**TO BE DONE:**
Work through the data line by line, gathering every line that has the word "type".
[START OF TASK MATERIAL]
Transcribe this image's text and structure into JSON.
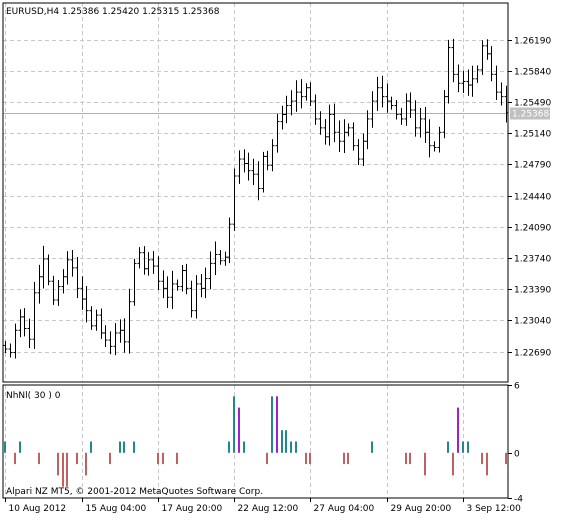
{
  "chart_data": [
    {
      "type": "candlestick",
      "symbol_line": "EURUSD,H4  1.25386 1.25420 1.25315 1.25368",
      "last_price": 1.25368,
      "last_price_label": "1.25368",
      "ylim": [
        1.2235,
        1.266
      ],
      "y_ticks": [
        1.2619,
        1.2584,
        1.2549,
        1.2514,
        1.2479,
        1.2444,
        1.2409,
        1.2374,
        1.2339,
        1.2304,
        1.2269
      ],
      "y_tick_labels": [
        "1.26190",
        "1.25840",
        "1.25490",
        "1.25140",
        "1.24790",
        "1.24440",
        "1.24090",
        "1.23740",
        "1.23390",
        "1.23040",
        "1.22690"
      ],
      "x_tick_labels": [
        "10 Aug 2012",
        "15 Aug 04:00",
        "17 Aug 20:00",
        "22 Aug 12:00",
        "27 Aug 04:00",
        "29 Aug 20:00",
        "3 Sep 12:00"
      ],
      "x_tick_bar_index": [
        0,
        16,
        32,
        48,
        64,
        80,
        96
      ],
      "bar_count": 106,
      "closes": [
        1.2272,
        1.2268,
        1.2293,
        1.2308,
        1.2295,
        1.2283,
        1.2335,
        1.2353,
        1.2373,
        1.2348,
        1.2327,
        1.2342,
        1.2353,
        1.2372,
        1.2363,
        1.234,
        1.2328,
        1.2315,
        1.2298,
        1.231,
        1.229,
        1.2282,
        1.2275,
        1.229,
        1.2293,
        1.228,
        1.2325,
        1.2368,
        1.238,
        1.2362,
        1.2372,
        1.2365,
        1.2348,
        1.234,
        1.233,
        1.2345,
        1.2342,
        1.236,
        1.234,
        1.2315,
        1.2345,
        1.234,
        1.2351,
        1.2368,
        1.2378,
        1.2371,
        1.2375,
        1.2412,
        1.2466,
        1.2485,
        1.248,
        1.2472,
        1.2468,
        1.2452,
        1.2488,
        1.2478,
        1.25,
        1.2527,
        1.2535,
        1.2545,
        1.255,
        1.256,
        1.2555,
        1.2565,
        1.255,
        1.253,
        1.252,
        1.251,
        1.2535,
        1.2515,
        1.2505,
        1.2515,
        1.252,
        1.25,
        1.2485,
        1.2505,
        1.253,
        1.255,
        1.2565,
        1.2555,
        1.255,
        1.2545,
        1.2535,
        1.253,
        1.255,
        1.254,
        1.252,
        1.253,
        1.2515,
        1.25,
        1.2498,
        1.2515,
        1.2555,
        1.261,
        1.258,
        1.257,
        1.2572,
        1.2568,
        1.2575,
        1.2585,
        1.2612,
        1.2603,
        1.258,
        1.256,
        1.2555,
        1.2537
      ]
    },
    {
      "type": "bar",
      "indicator_label": "NhNl( 30 ) 0",
      "ylim": [
        -4,
        6
      ],
      "y_ticks": [
        6,
        0,
        -4
      ],
      "y_tick_labels": [
        "6",
        "0",
        "-4"
      ],
      "values": [
        1,
        0,
        -1,
        1,
        0,
        0,
        0,
        -1,
        0,
        0,
        0,
        -2,
        -3,
        -3,
        0,
        -1,
        0,
        -2,
        1,
        0,
        0,
        0,
        -1,
        0,
        1,
        1,
        0,
        1,
        0,
        0,
        0,
        0,
        -1,
        -1,
        0,
        0,
        -1,
        0,
        0,
        0,
        0,
        0,
        0,
        0,
        0,
        0,
        0,
        1,
        5,
        4,
        1,
        0,
        0,
        0,
        0,
        -1,
        5,
        5,
        2,
        2,
        1,
        1,
        0,
        -1,
        -1,
        0,
        0,
        0,
        0,
        0,
        0,
        -1,
        -1,
        0,
        0,
        0,
        0,
        1,
        0,
        0,
        0,
        0,
        0,
        0,
        -1,
        -1,
        0,
        0,
        -2,
        0,
        0,
        0,
        0,
        1,
        -2,
        4,
        1,
        1,
        0,
        0,
        -1,
        -2,
        0,
        0,
        0,
        -1
      ],
      "colors": {
        "teal": "#1e8a8a",
        "purple": "#a020d0",
        "rose": "#c06060"
      },
      "footer_text": "Alpari NZ MT5, © 2001-2012 MetaQuotes Software Corp."
    }
  ]
}
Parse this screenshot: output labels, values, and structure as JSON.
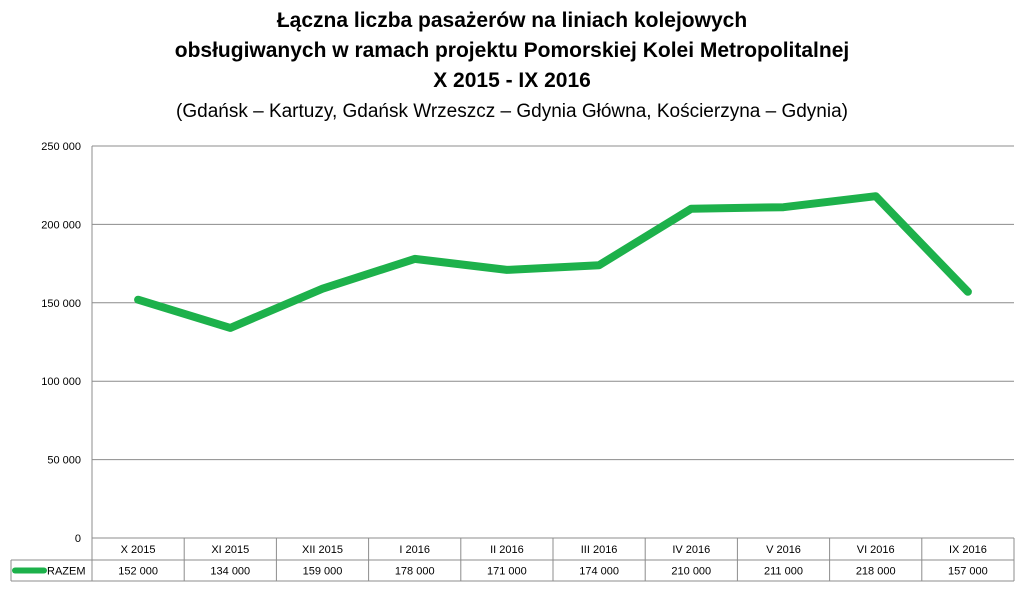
{
  "chart_data": {
    "type": "line",
    "title_lines": [
      "Łączna liczba pasażerów na liniach kolejowych",
      "obsługiwanych w ramach projektu Pomorskiej Kolei Metropolitalnej",
      "X 2015 - IX 2016"
    ],
    "subtitle": "(Gdańsk – Kartuzy, Gdańsk Wrzeszcz – Gdynia Główna, Kościerzyna – Gdynia)",
    "categories": [
      "X 2015",
      "XI 2015",
      "XII 2015",
      "I 2016",
      "II 2016",
      "III 2016",
      "IV 2016",
      "V 2016",
      "VI 2016",
      "IX 2016"
    ],
    "series": [
      {
        "name": "RAZEM",
        "color": "#1db14b",
        "values": [
          152000,
          134000,
          159000,
          178000,
          171000,
          174000,
          210000,
          211000,
          218000,
          157000
        ],
        "value_labels": [
          "152 000",
          "134 000",
          "159 000",
          "178 000",
          "171 000",
          "174 000",
          "210 000",
          "211 000",
          "218 000",
          "157 000"
        ]
      }
    ],
    "ylim": [
      0,
      250000
    ],
    "yticks": [
      0,
      50000,
      100000,
      150000,
      200000,
      250000
    ],
    "ytick_labels": [
      "0",
      "50 000",
      "100 000",
      "150 000",
      "200 000",
      "250 000"
    ],
    "grid": true,
    "legend": "data-table"
  }
}
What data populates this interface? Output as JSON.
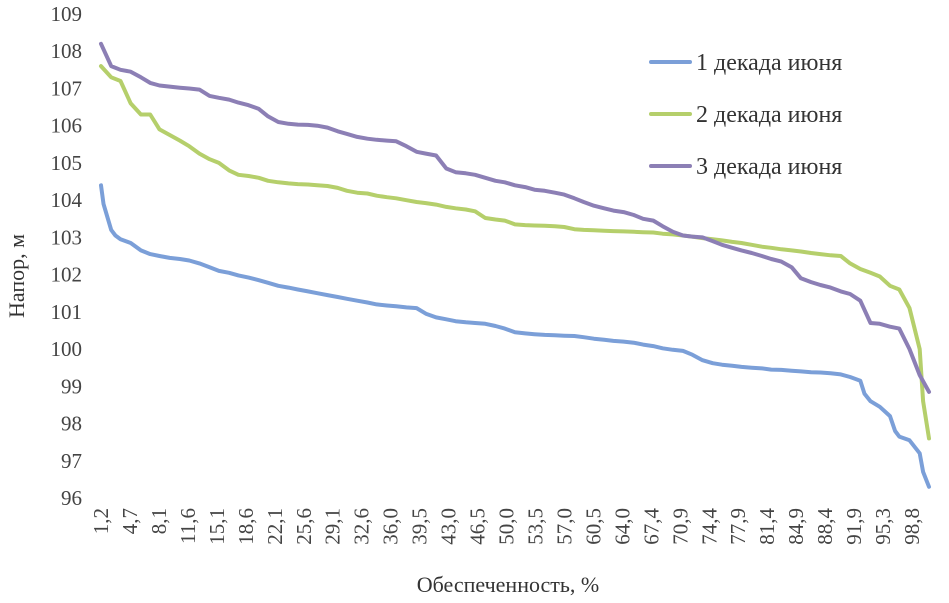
{
  "chart_data": {
    "type": "line",
    "xlabel": "Обеспеченность, %",
    "ylabel": "Напор, м",
    "ylim": [
      96,
      109
    ],
    "yticks": [
      "96",
      "97",
      "98",
      "99",
      "100",
      "101",
      "102",
      "103",
      "104",
      "105",
      "106",
      "107",
      "108",
      "109"
    ],
    "x_tick_labels": [
      "1,2",
      "4,7",
      "8,1",
      "11,6",
      "15,1",
      "18,6",
      "22,1",
      "25,6",
      "29,1",
      "32,6",
      "36,0",
      "39,5",
      "43,0",
      "46,5",
      "50,0",
      "53,5",
      "57,0",
      "60,5",
      "64,0",
      "67,4",
      "70,9",
      "74,4",
      "77,9",
      "81,4",
      "84,9",
      "88,4",
      "91,9",
      "95,3",
      "98,8"
    ],
    "grid": false,
    "legend_position": "top-right",
    "series": [
      {
        "name": "1 декада июня",
        "color": "#7b9fd8",
        "x": [
          1.2,
          1.5,
          2.4,
          2.9,
          3.5,
          4.7,
          5.9,
          7.0,
          8.1,
          9.3,
          10.5,
          11.6,
          12.8,
          14.0,
          15.1,
          16.3,
          17.4,
          18.6,
          19.8,
          20.9,
          22.1,
          23.3,
          24.4,
          25.6,
          26.7,
          27.9,
          29.1,
          30.2,
          31.4,
          32.6,
          33.7,
          34.9,
          36.0,
          37.2,
          38.4,
          39.5,
          40.7,
          41.9,
          43.0,
          44.2,
          45.3,
          46.5,
          47.7,
          48.8,
          50.0,
          51.2,
          52.3,
          53.5,
          54.7,
          55.8,
          57.0,
          58.1,
          59.3,
          60.5,
          61.6,
          62.8,
          64.0,
          65.1,
          66.3,
          67.4,
          68.6,
          69.8,
          70.9,
          72.1,
          73.3,
          74.4,
          75.6,
          76.7,
          77.9,
          79.1,
          80.2,
          81.4,
          82.6,
          83.7,
          84.9,
          86.0,
          87.2,
          88.4,
          89.5,
          90.7,
          91.2,
          91.9,
          93.0,
          94.2,
          94.8,
          95.3,
          96.5,
          97.7,
          98.1,
          98.8
        ],
        "values": [
          104.4,
          103.9,
          103.2,
          103.05,
          102.95,
          102.85,
          102.65,
          102.55,
          102.5,
          102.45,
          102.42,
          102.38,
          102.3,
          102.2,
          102.1,
          102.05,
          101.98,
          101.92,
          101.85,
          101.78,
          101.7,
          101.65,
          101.6,
          101.55,
          101.5,
          101.45,
          101.4,
          101.35,
          101.3,
          101.25,
          101.2,
          101.17,
          101.15,
          101.12,
          101.1,
          100.95,
          100.85,
          100.8,
          100.75,
          100.72,
          100.7,
          100.68,
          100.62,
          100.55,
          100.45,
          100.42,
          100.4,
          100.38,
          100.37,
          100.36,
          100.35,
          100.32,
          100.28,
          100.25,
          100.22,
          100.2,
          100.17,
          100.12,
          100.08,
          100.02,
          99.98,
          99.95,
          99.85,
          99.7,
          99.62,
          99.58,
          99.55,
          99.52,
          99.5,
          99.48,
          99.45,
          99.44,
          99.42,
          99.4,
          99.38,
          99.37,
          99.35,
          99.32,
          99.25,
          99.15,
          98.8,
          98.6,
          98.45,
          98.2,
          97.8,
          97.65,
          97.55,
          97.2,
          96.7,
          96.3
        ]
      },
      {
        "name": "2 декада июня",
        "color": "#b5cf6b",
        "x": [
          1.2,
          2.4,
          3.5,
          4.7,
          5.9,
          7.0,
          8.1,
          9.3,
          10.5,
          11.6,
          12.8,
          14.0,
          15.1,
          16.3,
          17.4,
          18.6,
          19.8,
          20.9,
          22.1,
          23.3,
          24.4,
          25.6,
          26.7,
          27.9,
          29.1,
          30.2,
          31.4,
          32.6,
          33.7,
          34.9,
          36.0,
          37.2,
          38.4,
          39.5,
          40.7,
          41.9,
          43.0,
          44.2,
          45.3,
          46.5,
          47.7,
          48.8,
          50.0,
          51.2,
          52.3,
          53.5,
          54.7,
          55.8,
          57.0,
          58.1,
          59.3,
          60.5,
          61.6,
          62.8,
          64.0,
          65.1,
          66.3,
          67.4,
          68.6,
          69.8,
          70.9,
          72.1,
          73.3,
          74.4,
          75.6,
          76.7,
          77.9,
          79.1,
          80.2,
          81.4,
          82.6,
          83.7,
          84.9,
          86.0,
          87.2,
          88.4,
          89.5,
          90.7,
          91.9,
          93.0,
          94.2,
          95.3,
          96.5,
          97.7,
          98.1,
          98.8
        ],
        "values": [
          107.6,
          107.3,
          107.2,
          106.6,
          106.3,
          106.3,
          105.9,
          105.75,
          105.6,
          105.45,
          105.25,
          105.1,
          105.0,
          104.8,
          104.68,
          104.65,
          104.6,
          104.52,
          104.48,
          104.45,
          104.43,
          104.42,
          104.4,
          104.38,
          104.33,
          104.25,
          104.2,
          104.18,
          104.12,
          104.08,
          104.05,
          104.0,
          103.95,
          103.92,
          103.88,
          103.82,
          103.78,
          103.75,
          103.7,
          103.52,
          103.48,
          103.45,
          103.35,
          103.33,
          103.32,
          103.31,
          103.3,
          103.28,
          103.22,
          103.2,
          103.19,
          103.18,
          103.17,
          103.16,
          103.15,
          103.14,
          103.13,
          103.1,
          103.08,
          103.05,
          103.02,
          102.98,
          102.95,
          102.92,
          102.88,
          102.85,
          102.8,
          102.75,
          102.72,
          102.68,
          102.65,
          102.62,
          102.58,
          102.55,
          102.52,
          102.5,
          102.3,
          102.15,
          102.05,
          101.95,
          101.7,
          101.6,
          101.1,
          100.0,
          98.6,
          97.6
        ]
      },
      {
        "name": "3 декада июня",
        "color": "#8c7fb5",
        "x": [
          1.2,
          2.4,
          3.5,
          4.7,
          5.9,
          7.0,
          8.1,
          9.3,
          10.5,
          11.6,
          12.8,
          14.0,
          15.1,
          16.3,
          17.4,
          18.6,
          19.8,
          20.9,
          22.1,
          23.3,
          24.4,
          25.6,
          26.7,
          27.9,
          29.1,
          30.2,
          31.4,
          32.6,
          33.7,
          34.9,
          36.0,
          37.2,
          38.4,
          39.5,
          40.7,
          41.9,
          43.0,
          44.2,
          45.3,
          46.5,
          47.7,
          48.8,
          50.0,
          51.2,
          52.3,
          53.5,
          54.7,
          55.8,
          57.0,
          58.1,
          59.3,
          60.5,
          61.6,
          62.8,
          64.0,
          65.1,
          66.3,
          67.4,
          68.6,
          69.8,
          70.9,
          72.1,
          73.3,
          74.4,
          75.6,
          76.7,
          77.9,
          79.1,
          80.2,
          81.4,
          82.6,
          83.7,
          84.9,
          86.0,
          87.2,
          88.4,
          89.5,
          90.7,
          91.9,
          93.0,
          94.2,
          95.3,
          96.5,
          97.7,
          98.8
        ],
        "values": [
          108.2,
          107.6,
          107.5,
          107.45,
          107.3,
          107.15,
          107.08,
          107.05,
          107.02,
          107.0,
          106.97,
          106.8,
          106.75,
          106.7,
          106.62,
          106.55,
          106.45,
          106.25,
          106.1,
          106.05,
          106.03,
          106.02,
          106.0,
          105.95,
          105.85,
          105.78,
          105.7,
          105.65,
          105.62,
          105.6,
          105.58,
          105.45,
          105.3,
          105.25,
          105.2,
          104.85,
          104.75,
          104.72,
          104.68,
          104.6,
          104.52,
          104.48,
          104.4,
          104.35,
          104.28,
          104.25,
          104.2,
          104.15,
          104.05,
          103.95,
          103.85,
          103.78,
          103.72,
          103.68,
          103.6,
          103.5,
          103.45,
          103.3,
          103.15,
          103.05,
          103.02,
          103.0,
          102.9,
          102.8,
          102.72,
          102.65,
          102.58,
          102.5,
          102.42,
          102.35,
          102.2,
          101.9,
          101.8,
          101.72,
          101.65,
          101.55,
          101.48,
          101.3,
          100.7,
          100.68,
          100.6,
          100.55,
          100.0,
          99.3,
          98.85
        ]
      }
    ]
  }
}
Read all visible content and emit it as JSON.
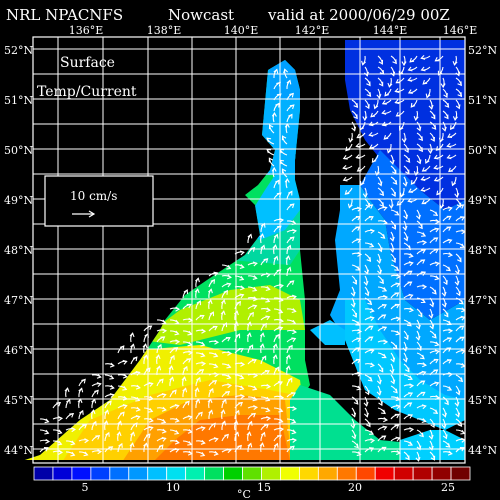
[END OF TASK MATERIAL]
**TASK RESULT:**
      "type": "candlestick",
      "type": "bar",
    "type": "line",
    "type": "line",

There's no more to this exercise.